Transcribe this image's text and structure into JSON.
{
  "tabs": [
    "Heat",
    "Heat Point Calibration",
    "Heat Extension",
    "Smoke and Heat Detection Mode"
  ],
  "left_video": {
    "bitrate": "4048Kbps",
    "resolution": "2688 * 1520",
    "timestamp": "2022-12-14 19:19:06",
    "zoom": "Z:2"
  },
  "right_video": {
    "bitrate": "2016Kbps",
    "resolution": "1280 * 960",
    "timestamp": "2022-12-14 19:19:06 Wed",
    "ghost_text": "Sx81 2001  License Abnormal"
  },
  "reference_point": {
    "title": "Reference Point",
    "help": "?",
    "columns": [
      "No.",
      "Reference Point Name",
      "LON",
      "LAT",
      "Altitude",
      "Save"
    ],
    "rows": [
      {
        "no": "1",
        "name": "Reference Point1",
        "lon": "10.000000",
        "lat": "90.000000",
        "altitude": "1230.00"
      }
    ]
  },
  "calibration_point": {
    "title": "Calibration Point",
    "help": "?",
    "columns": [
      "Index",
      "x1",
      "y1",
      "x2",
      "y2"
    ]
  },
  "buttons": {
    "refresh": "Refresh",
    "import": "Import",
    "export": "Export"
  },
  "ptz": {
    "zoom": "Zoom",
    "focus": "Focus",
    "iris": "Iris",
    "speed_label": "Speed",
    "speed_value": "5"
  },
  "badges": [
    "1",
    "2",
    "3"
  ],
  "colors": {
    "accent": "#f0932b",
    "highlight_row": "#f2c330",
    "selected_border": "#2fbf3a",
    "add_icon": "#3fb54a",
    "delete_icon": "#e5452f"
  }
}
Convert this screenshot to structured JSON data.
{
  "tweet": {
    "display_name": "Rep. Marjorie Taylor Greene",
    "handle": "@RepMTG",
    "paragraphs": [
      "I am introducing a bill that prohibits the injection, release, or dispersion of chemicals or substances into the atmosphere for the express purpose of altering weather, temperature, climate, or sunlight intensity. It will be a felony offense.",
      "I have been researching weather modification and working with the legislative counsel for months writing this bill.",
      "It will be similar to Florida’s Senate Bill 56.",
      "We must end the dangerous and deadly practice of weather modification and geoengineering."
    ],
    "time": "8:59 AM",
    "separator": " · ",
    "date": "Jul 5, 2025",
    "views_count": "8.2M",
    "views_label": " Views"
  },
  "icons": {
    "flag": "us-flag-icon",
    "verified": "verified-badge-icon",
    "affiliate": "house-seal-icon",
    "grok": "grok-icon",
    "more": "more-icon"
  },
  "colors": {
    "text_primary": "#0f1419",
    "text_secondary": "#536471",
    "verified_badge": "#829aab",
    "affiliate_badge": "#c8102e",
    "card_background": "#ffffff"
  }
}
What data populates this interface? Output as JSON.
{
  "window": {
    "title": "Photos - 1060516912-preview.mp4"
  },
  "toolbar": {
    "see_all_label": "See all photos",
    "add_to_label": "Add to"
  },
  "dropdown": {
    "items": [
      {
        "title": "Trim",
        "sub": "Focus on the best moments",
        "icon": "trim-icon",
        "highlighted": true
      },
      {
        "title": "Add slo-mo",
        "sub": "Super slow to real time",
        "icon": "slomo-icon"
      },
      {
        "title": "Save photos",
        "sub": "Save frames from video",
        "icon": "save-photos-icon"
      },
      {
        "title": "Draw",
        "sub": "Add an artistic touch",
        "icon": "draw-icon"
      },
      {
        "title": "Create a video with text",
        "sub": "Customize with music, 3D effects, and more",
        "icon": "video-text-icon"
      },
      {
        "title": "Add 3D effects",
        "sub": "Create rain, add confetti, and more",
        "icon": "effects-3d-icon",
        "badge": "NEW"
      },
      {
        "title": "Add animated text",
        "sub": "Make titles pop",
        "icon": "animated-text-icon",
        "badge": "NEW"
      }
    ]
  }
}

:: Goal ::
The lines above form a set of records; determine how many of them contain the string "animated" and give that number alone.

:: Output below ::
2